Copy out the entries from the line with "tab-bar: 일반 |" to the line with "stats-header-doc: 문서 전체: [217, 206, 327, 233]", unchanged.

_Given entries_

"""

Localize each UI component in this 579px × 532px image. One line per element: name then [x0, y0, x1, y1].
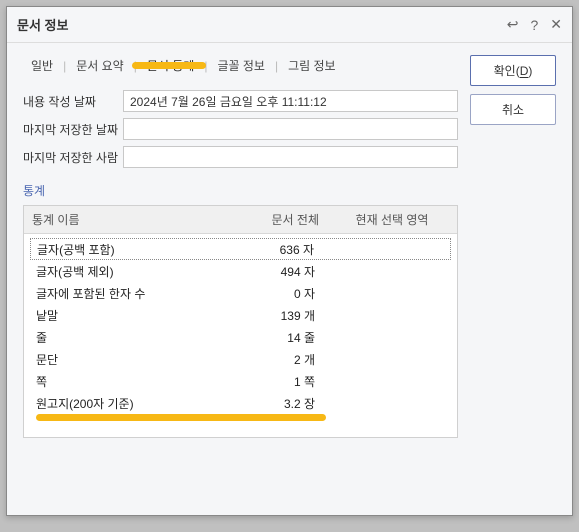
tab-bar: 일반 | 문서 요약 | 문서 통계 | 글꼴 정보 | 그림 정보: [23, 55, 458, 76]
stat-value: 0 자: [205, 285, 315, 302]
stats-body: 글자(공백 포함) 636 자 글자(공백 제외) 494 자 글자에 포함된 …: [24, 234, 457, 437]
stat-name: 원고지(200자 기준): [36, 395, 205, 412]
field-group: 내용 작성 날짜 마지막 저장한 날짜 마지막 저장한 사람: [23, 90, 458, 168]
ok-button[interactable]: 확인(D): [470, 55, 556, 86]
stat-value: 139 개: [205, 307, 315, 324]
titlebar: 문서 정보 ↩ ? ✕: [7, 7, 572, 43]
stat-value: 494 자: [205, 263, 315, 280]
saved-date-label: 마지막 저장한 날짜: [23, 121, 123, 138]
stat-name: 글자에 포함된 한자 수: [36, 285, 205, 302]
table-row[interactable]: 글자에 포함된 한자 수 0 자: [30, 282, 451, 304]
tab-general[interactable]: 일반: [23, 55, 61, 76]
created-date-input[interactable]: [123, 90, 458, 112]
close-icon[interactable]: ✕: [550, 16, 562, 33]
document-info-dialog: 문서 정보 ↩ ? ✕ 일반 | 문서 요약 | 문서 통계 | 글꼴 정보 |…: [6, 6, 573, 516]
table-row[interactable]: 낱말 139 개: [30, 304, 451, 326]
side-buttons: 확인(D) 취소: [470, 55, 556, 503]
help-icon[interactable]: ?: [530, 17, 538, 33]
stats-header-doc: 문서 전체: [217, 206, 327, 233]
dialog-title: 문서 정보: [17, 15, 507, 34]
stats-header-name: 통계 이름: [24, 206, 217, 233]
tab-separator: |: [61, 59, 68, 73]
stat-value: 1 쪽: [205, 373, 315, 390]
table-row[interactable]: 문단 2 개: [30, 348, 451, 370]
saved-by-input[interactable]: [123, 146, 458, 168]
table-row[interactable]: 글자(공백 제외) 494 자: [30, 260, 451, 282]
stat-name: 글자(공백 제외): [36, 263, 205, 280]
field-row-saved-date: 마지막 저장한 날짜: [23, 118, 458, 140]
tab-separator: |: [273, 59, 280, 73]
stat-name: 줄: [36, 329, 205, 346]
stat-name: 글자(공백 포함): [37, 241, 204, 258]
stat-name: 문단: [36, 351, 205, 368]
table-row[interactable]: 줄 14 줄: [30, 326, 451, 348]
stat-value: 14 줄: [205, 329, 315, 346]
table-row[interactable]: 원고지(200자 기준) 3.2 장: [30, 392, 451, 414]
saved-date-input[interactable]: [123, 118, 458, 140]
tab-font[interactable]: 글꼴 정보: [209, 55, 273, 76]
dialog-body: 일반 | 문서 요약 | 문서 통계 | 글꼴 정보 | 그림 정보 내용 작성…: [7, 43, 572, 515]
stats-header-selection: 현재 선택 영역: [327, 206, 457, 233]
saved-by-label: 마지막 저장한 사람: [23, 149, 123, 166]
stat-value: 636 자: [204, 241, 314, 258]
active-tab-highlight: [132, 62, 206, 69]
row-highlight: [36, 414, 326, 421]
tab-summary[interactable]: 문서 요약: [68, 55, 132, 76]
stat-name: 낱말: [36, 307, 205, 324]
tab-image[interactable]: 그림 정보: [280, 55, 344, 76]
ok-button-prefix: 확인(: [494, 64, 520, 78]
stat-value: 2 개: [205, 351, 315, 368]
stat-value: 3.2 장: [205, 395, 315, 412]
cancel-button[interactable]: 취소: [470, 94, 556, 125]
stats-section-label: 통계: [23, 182, 458, 199]
table-row[interactable]: 글자(공백 포함) 636 자: [30, 238, 451, 260]
created-date-label: 내용 작성 날짜: [23, 93, 123, 110]
field-row-saved-by: 마지막 저장한 사람: [23, 146, 458, 168]
field-row-created: 내용 작성 날짜: [23, 90, 458, 112]
stats-header: 통계 이름 문서 전체 현재 선택 영역: [24, 206, 457, 234]
stats-table: 통계 이름 문서 전체 현재 선택 영역 글자(공백 포함) 636 자 글자(…: [23, 205, 458, 438]
titlebar-controls: ↩ ? ✕: [507, 16, 562, 33]
table-row[interactable]: 쪽 1 쪽: [30, 370, 451, 392]
ok-button-suffix: ): [528, 64, 532, 78]
main-panel: 일반 | 문서 요약 | 문서 통계 | 글꼴 정보 | 그림 정보 내용 작성…: [23, 55, 458, 503]
return-icon[interactable]: ↩: [507, 16, 519, 33]
stat-name: 쪽: [36, 373, 205, 390]
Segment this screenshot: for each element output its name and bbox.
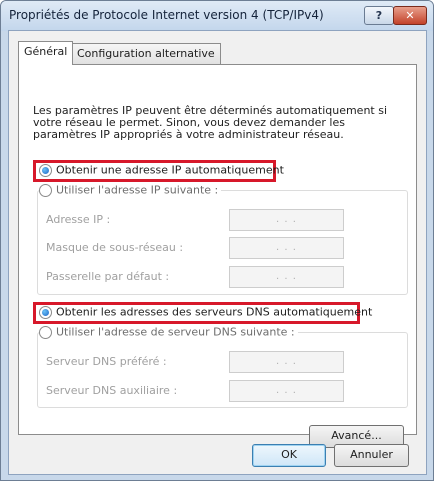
radio-unchecked-icon [39, 183, 52, 197]
description-text: Les paramètres IP peuvent être déterminé… [33, 104, 388, 141]
radio-checked-icon [39, 163, 52, 177]
dialog-window: Propriétés de Protocole Internet version… [0, 0, 434, 481]
radio-auto-dns[interactable]: Obtenir les adresses des serveurs DNS au… [39, 305, 372, 319]
help-button[interactable]: ? [364, 6, 394, 25]
radio-unchecked-icon [39, 325, 52, 339]
tab-panel-general: Les paramètres IP peuvent être déterminé… [18, 64, 417, 448]
default-gateway-label: Passerelle par défaut : [46, 270, 170, 283]
cancel-button[interactable]: Annuler [334, 444, 409, 467]
close-icon: ✕ [405, 9, 415, 22]
radio-auto-ip[interactable]: Obtenir une adresse IP automatiquement [39, 163, 284, 177]
dialog-client-area: Général Configuration alternative Les pa… [8, 30, 427, 475]
subnet-mask-field[interactable]: . . . [229, 237, 344, 259]
ok-button[interactable]: OK [252, 444, 326, 467]
ip-address-field[interactable]: . . . [229, 209, 344, 231]
tab-general[interactable]: Général [18, 41, 74, 65]
title-bar[interactable]: Propriétés de Protocole Internet version… [1, 1, 433, 31]
radio-checked-icon [39, 305, 52, 319]
preferred-dns-field[interactable]: . . . [229, 351, 344, 373]
radio-manual-ip-label: Utiliser l'adresse IP suivante : [56, 183, 219, 197]
window-title: Propriétés de Protocole Internet version… [9, 8, 324, 22]
ip-address-label: Adresse IP : [46, 213, 111, 226]
question-mark-icon: ? [375, 9, 383, 22]
close-button[interactable]: ✕ [393, 6, 427, 25]
alternate-dns-label: Serveur DNS auxiliaire : [46, 384, 178, 397]
radio-manual-dns-label: Utiliser l'adresse de serveur DNS suivan… [56, 325, 295, 339]
radio-manual-dns[interactable]: Utiliser l'adresse de serveur DNS suivan… [39, 325, 298, 339]
preferred-dns-label: Serveur DNS préféré : [46, 355, 167, 368]
radio-auto-dns-label: Obtenir les adresses des serveurs DNS au… [56, 305, 373, 319]
subnet-mask-label: Masque de sous-réseau : [46, 241, 184, 254]
radio-manual-ip[interactable]: Utiliser l'adresse IP suivante : [39, 183, 222, 197]
tab-alternate-configuration[interactable]: Configuration alternative [71, 43, 221, 64]
radio-auto-ip-label: Obtenir une adresse IP automatiquement [56, 163, 284, 177]
alternate-dns-field[interactable]: . . . [229, 380, 344, 402]
default-gateway-field[interactable]: . . . [229, 266, 344, 288]
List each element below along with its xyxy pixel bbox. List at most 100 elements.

"""

_Worked answer_
tab-bar: 일반 | 문서 요약 | 문서 통계 | 글꼴 정보 | 그림 정보: [23, 55, 458, 76]
stat-value: 0 자: [205, 285, 315, 302]
stats-body: 글자(공백 포함) 636 자 글자(공백 제외) 494 자 글자에 포함된 …: [24, 234, 457, 437]
stat-name: 원고지(200자 기준): [36, 395, 205, 412]
field-group: 내용 작성 날짜 마지막 저장한 날짜 마지막 저장한 사람: [23, 90, 458, 168]
ok-button[interactable]: 확인(D): [470, 55, 556, 86]
stat-value: 139 개: [205, 307, 315, 324]
titlebar: 문서 정보 ↩ ? ✕: [7, 7, 572, 43]
stat-value: 494 자: [205, 263, 315, 280]
saved-date-label: 마지막 저장한 날짜: [23, 121, 123, 138]
stat-name: 글자에 포함된 한자 수: [36, 285, 205, 302]
table-row[interactable]: 글자에 포함된 한자 수 0 자: [30, 282, 451, 304]
tab-general[interactable]: 일반: [23, 55, 61, 76]
created-date-input[interactable]: [123, 90, 458, 112]
close-icon[interactable]: ✕: [550, 16, 562, 33]
document-info-dialog: 문서 정보 ↩ ? ✕ 일반 | 문서 요약 | 문서 통계 | 글꼴 정보 |…: [6, 6, 573, 516]
table-row[interactable]: 낱말 139 개: [30, 304, 451, 326]
side-buttons: 확인(D) 취소: [470, 55, 556, 503]
help-icon[interactable]: ?: [530, 17, 538, 33]
stats-header-doc: 문서 전체: [217, 206, 327, 233]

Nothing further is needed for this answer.